-- BEGIN --

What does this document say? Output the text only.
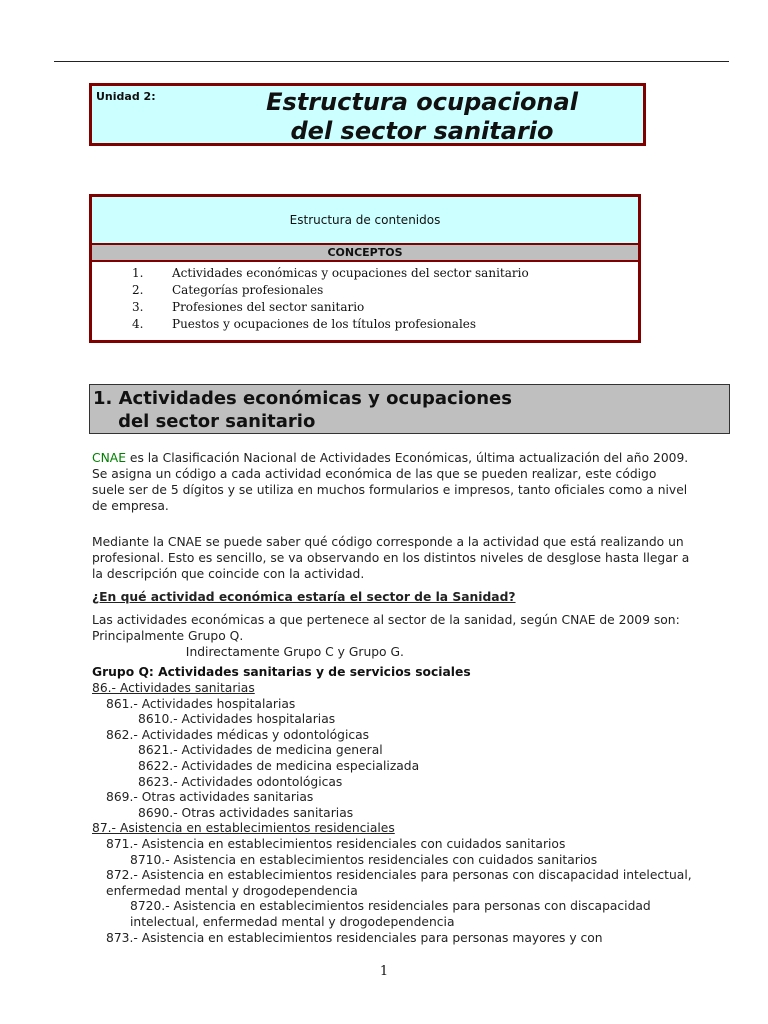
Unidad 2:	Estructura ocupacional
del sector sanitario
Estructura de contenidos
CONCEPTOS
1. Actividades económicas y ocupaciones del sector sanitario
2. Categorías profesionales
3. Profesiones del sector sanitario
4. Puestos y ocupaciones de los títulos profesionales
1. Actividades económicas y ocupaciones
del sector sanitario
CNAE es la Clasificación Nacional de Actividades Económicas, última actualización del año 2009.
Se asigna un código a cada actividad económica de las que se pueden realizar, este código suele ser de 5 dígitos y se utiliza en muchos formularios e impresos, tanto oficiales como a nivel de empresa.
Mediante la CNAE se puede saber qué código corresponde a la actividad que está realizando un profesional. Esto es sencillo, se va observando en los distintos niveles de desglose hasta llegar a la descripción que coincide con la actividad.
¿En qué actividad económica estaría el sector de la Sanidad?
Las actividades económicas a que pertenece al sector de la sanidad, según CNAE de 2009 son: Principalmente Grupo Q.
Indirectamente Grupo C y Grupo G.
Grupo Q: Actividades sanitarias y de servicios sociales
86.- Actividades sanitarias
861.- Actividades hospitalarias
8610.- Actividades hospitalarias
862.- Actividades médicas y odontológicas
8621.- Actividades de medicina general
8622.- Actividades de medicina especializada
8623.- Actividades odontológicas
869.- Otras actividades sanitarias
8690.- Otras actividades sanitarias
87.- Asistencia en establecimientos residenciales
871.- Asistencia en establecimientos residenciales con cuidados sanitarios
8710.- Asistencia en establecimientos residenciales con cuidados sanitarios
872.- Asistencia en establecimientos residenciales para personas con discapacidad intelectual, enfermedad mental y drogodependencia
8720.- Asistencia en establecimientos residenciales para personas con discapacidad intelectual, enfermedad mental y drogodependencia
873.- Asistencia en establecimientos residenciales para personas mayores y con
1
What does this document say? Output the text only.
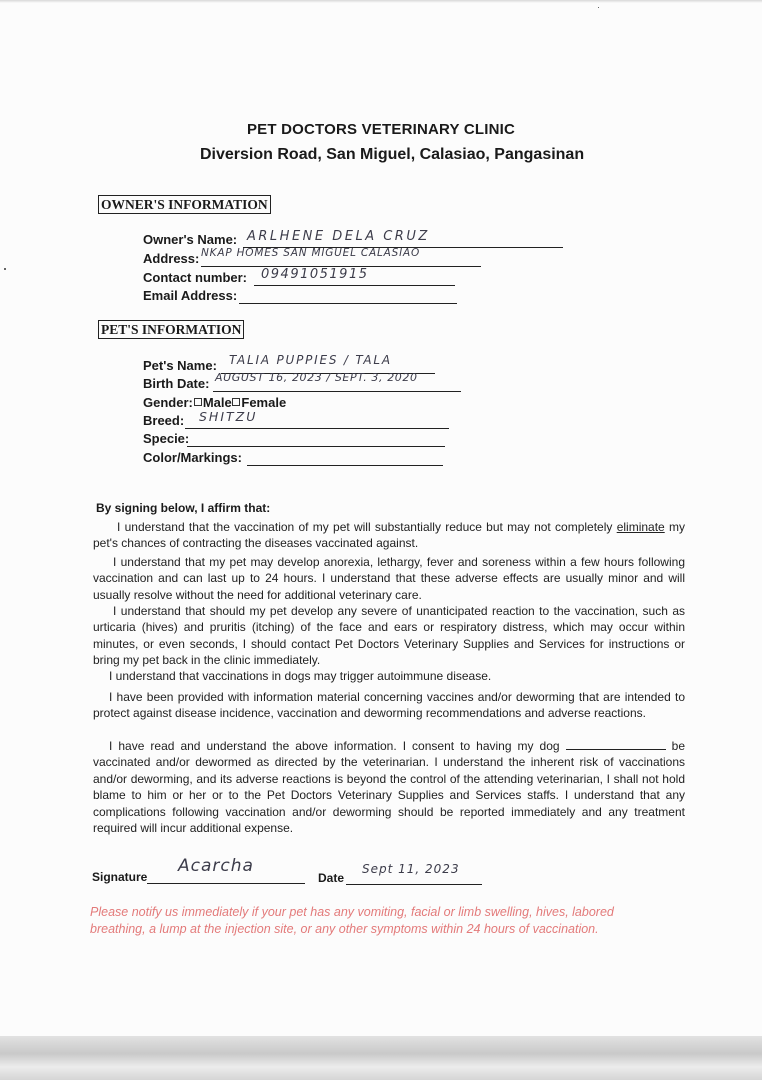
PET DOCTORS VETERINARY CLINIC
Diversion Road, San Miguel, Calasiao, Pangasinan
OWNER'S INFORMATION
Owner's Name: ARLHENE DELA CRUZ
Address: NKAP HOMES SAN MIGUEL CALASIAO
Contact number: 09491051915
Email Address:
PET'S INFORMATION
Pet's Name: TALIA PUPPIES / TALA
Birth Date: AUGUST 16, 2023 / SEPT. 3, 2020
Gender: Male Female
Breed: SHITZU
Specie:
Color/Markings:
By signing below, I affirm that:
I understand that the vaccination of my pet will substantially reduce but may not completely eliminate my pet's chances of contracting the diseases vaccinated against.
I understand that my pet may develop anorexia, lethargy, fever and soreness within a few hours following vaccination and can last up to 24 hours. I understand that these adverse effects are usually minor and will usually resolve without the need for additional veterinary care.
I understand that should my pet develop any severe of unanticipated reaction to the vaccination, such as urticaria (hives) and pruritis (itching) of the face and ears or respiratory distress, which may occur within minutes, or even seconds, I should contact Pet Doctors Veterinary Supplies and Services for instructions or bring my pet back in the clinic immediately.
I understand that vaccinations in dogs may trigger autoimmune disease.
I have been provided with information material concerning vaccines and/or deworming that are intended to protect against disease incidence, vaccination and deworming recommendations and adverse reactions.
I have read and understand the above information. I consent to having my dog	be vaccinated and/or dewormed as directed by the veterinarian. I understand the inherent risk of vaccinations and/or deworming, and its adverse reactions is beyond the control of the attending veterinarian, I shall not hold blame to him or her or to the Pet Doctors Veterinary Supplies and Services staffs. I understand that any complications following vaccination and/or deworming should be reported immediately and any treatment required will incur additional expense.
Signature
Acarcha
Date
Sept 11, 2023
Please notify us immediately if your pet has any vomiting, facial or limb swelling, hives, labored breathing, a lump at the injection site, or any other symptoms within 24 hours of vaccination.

-- END --

- **PROBLEM TO SOLVE**
Reproduce the material above verbatim; omit every picture.

- **EXPECTED OUTPUT**
What does this document say? Output the text only.
Unidad 2:	Estructura ocupacional
del sector sanitario
Estructura de contenidos
CONCEPTOS
1. Actividades económicas y ocupaciones del sector sanitario
2. Categorías profesionales
3. Profesiones del sector sanitario
4. Puestos y ocupaciones de los títulos profesionales
1. Actividades económicas y ocupaciones
del sector sanitario
CNAE es la Clasificación Nacional de Actividades Económicas, última actualización del año 2009.
Se asigna un código a cada actividad económica de las que se pueden realizar, este código suele ser de 5 dígitos y se utiliza en muchos formularios e impresos, tanto oficiales como a nivel de empresa.
Mediante la CNAE se puede saber qué código corresponde a la actividad que está realizando un profesional. Esto es sencillo, se va observando en los distintos niveles de desglose hasta llegar a la descripción que coincide con la actividad.
¿En qué actividad económica estaría el sector de la Sanidad?
Las actividades económicas a que pertenece al sector de la sanidad, según CNAE de 2009 son: Principalmente Grupo Q.
Indirectamente Grupo C y Grupo G.
Grupo Q: Actividades sanitarias y de servicios sociales
86.- Actividades sanitarias
861.- Actividades hospitalarias
8610.- Actividades hospitalarias
862.- Actividades médicas y odontológicas
8621.- Actividades de medicina general
8622.- Actividades de medicina especializada
8623.- Actividades odontológicas
869.- Otras actividades sanitarias
8690.- Otras actividades sanitarias
87.- Asistencia en establecimientos residenciales
871.- Asistencia en establecimientos residenciales con cuidados sanitarios
8710.- Asistencia en establecimientos residenciales con cuidados sanitarios
872.- Asistencia en establecimientos residenciales para personas con discapacidad intelectual, enfermedad mental y drogodependencia
8720.- Asistencia en establecimientos residenciales para personas con discapacidad intelectual, enfermedad mental y drogodependencia
873.- Asistencia en establecimientos residenciales para personas mayores y con
1
What does this document say? Output the text only.
PET DOCTORS VETERINARY CLINIC
Diversion Road, San Miguel, Calasiao, Pangasinan
OWNER'S INFORMATION
Owner's Name: ARLHENE DELA CRUZ
Address: NKAP HOMES SAN MIGUEL CALASIAO
Contact number: 09491051915
Email Address:
PET'S INFORMATION
Pet's Name: TALIA PUPPIES / TALA
Birth Date: AUGUST 16, 2023 / SEPT. 3, 2020
Gender: Male Female
Breed: SHITZU
Specie:
Color/Markings:
By signing below, I affirm that:
I understand that the vaccination of my pet will substantially reduce but may not completely eliminate my pet's chances of contracting the diseases vaccinated against.
I understand that my pet may develop anorexia, lethargy, fever and soreness within a few hours following vaccination and can last up to 24 hours. I understand that these adverse effects are usually minor and will usually resolve without the need for additional veterinary care.
I understand that should my pet develop any severe of unanticipated reaction to the vaccination, such as urticaria (hives) and pruritis (itching) of the face and ears or respiratory distress, which may occur within minutes, or even seconds, I should contact Pet Doctors Veterinary Supplies and Services for instructions or bring my pet back in the clinic immediately.
I understand that vaccinations in dogs may trigger autoimmune disease.
I have been provided with information material concerning vaccines and/or deworming that are intended to protect against disease incidence, vaccination and deworming recommendations and adverse reactions.
I have read and understand the above information. I consent to having my dog	be vaccinated and/or dewormed as directed by the veterinarian. I understand the inherent risk of vaccinations and/or deworming, and its adverse reactions is beyond the control of the attending veterinarian, I shall not hold blame to him or her or to the Pet Doctors Veterinary Supplies and Services staffs. I understand that any complications following vaccination and/or deworming should be reported immediately and any treatment required will incur additional expense.
Signature
Acarcha
Date
Sept 11, 2023
Please notify us immediately if your pet has any vomiting, facial or limb swelling, hives, labored breathing, a lump at the injection site, or any other symptoms within 24 hours of vaccination.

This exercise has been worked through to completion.